**What is being asked**
Show all lines from the data that include the word "закупки".

Data entries:
+ + + + + + +

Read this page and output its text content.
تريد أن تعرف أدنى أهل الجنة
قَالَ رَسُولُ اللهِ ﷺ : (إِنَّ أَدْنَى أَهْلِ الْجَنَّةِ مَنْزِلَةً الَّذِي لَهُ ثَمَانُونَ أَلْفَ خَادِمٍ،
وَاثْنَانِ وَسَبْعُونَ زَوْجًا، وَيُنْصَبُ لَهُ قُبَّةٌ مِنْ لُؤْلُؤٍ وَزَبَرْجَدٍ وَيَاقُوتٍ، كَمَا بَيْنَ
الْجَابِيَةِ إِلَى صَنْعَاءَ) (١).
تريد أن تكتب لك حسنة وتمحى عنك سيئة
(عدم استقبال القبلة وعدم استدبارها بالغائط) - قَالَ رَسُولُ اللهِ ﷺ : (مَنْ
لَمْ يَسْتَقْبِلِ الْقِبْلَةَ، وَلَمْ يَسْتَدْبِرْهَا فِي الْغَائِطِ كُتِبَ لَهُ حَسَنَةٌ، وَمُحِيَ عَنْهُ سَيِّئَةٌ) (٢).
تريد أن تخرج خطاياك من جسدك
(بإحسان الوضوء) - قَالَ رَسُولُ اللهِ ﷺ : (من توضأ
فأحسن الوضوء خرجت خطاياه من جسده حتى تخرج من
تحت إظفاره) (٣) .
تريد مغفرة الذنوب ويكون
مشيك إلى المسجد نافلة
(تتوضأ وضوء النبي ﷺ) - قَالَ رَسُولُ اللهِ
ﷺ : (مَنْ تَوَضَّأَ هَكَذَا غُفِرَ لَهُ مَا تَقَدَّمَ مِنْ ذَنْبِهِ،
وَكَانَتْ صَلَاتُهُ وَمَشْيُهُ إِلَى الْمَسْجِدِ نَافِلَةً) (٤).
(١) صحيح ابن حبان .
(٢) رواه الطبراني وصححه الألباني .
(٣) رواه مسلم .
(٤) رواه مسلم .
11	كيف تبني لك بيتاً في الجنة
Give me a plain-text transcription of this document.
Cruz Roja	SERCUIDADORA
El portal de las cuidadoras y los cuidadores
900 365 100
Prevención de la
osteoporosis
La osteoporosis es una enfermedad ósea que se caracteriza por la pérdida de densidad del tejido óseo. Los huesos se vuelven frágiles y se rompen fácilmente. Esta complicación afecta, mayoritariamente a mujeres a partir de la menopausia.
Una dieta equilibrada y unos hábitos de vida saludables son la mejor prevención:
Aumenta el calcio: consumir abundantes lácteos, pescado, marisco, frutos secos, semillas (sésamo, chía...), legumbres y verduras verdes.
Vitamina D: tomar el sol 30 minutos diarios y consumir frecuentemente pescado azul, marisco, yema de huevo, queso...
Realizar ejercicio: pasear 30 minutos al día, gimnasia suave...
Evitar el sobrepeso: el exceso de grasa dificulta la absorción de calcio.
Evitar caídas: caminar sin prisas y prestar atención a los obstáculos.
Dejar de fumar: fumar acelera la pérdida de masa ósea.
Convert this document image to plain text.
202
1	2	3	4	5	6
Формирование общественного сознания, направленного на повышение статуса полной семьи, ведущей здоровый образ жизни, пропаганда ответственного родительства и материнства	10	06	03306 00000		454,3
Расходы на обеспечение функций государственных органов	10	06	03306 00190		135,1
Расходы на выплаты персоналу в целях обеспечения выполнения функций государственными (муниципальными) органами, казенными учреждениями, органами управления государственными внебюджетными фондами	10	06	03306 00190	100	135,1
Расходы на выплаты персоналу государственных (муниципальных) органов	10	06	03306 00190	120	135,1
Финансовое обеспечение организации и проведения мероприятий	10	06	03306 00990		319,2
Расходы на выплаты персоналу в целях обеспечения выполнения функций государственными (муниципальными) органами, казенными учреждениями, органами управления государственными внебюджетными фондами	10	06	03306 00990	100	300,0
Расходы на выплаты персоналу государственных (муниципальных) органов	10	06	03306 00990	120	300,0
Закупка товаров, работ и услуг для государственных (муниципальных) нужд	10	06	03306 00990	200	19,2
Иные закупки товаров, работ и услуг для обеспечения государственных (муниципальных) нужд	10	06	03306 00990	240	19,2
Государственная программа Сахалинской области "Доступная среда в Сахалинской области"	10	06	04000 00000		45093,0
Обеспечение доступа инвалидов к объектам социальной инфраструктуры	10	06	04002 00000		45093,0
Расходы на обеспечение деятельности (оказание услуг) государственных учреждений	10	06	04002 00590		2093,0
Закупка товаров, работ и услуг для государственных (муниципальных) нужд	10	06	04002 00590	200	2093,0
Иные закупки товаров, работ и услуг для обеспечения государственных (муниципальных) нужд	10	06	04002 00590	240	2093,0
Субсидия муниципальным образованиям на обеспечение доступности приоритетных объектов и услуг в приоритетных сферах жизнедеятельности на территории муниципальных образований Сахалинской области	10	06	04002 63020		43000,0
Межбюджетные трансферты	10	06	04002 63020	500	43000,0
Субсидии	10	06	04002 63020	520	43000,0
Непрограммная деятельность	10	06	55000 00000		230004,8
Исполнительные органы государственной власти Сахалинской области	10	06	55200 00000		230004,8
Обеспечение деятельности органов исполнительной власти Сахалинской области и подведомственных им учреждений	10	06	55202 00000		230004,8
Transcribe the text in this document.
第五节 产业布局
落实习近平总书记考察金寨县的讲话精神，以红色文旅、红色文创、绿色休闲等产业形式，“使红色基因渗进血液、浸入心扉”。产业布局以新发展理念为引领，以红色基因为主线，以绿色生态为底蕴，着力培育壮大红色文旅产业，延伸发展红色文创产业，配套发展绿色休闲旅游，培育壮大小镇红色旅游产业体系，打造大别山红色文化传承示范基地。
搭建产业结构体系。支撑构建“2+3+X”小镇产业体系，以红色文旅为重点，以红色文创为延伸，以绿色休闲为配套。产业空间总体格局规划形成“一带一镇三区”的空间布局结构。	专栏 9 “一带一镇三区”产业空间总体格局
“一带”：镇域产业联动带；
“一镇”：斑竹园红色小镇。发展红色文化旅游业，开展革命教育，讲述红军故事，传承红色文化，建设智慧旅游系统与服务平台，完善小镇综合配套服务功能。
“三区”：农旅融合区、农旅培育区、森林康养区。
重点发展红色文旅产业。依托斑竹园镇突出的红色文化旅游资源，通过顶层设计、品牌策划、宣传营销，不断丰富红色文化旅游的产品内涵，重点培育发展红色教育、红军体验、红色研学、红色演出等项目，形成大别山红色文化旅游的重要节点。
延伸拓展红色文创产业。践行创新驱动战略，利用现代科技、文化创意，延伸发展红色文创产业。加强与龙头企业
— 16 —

+ + + + + + +

**Solution to this problem**
Иные закупки товаров, работ и услуг для обеспечения государственных (муниципальных) нужд	10	06	03306 00990	240	19,2
Иные закупки товаров, работ и услуг для обеспечения государственных (муниципальных) нужд	10	06	04002 00590	240	2093,0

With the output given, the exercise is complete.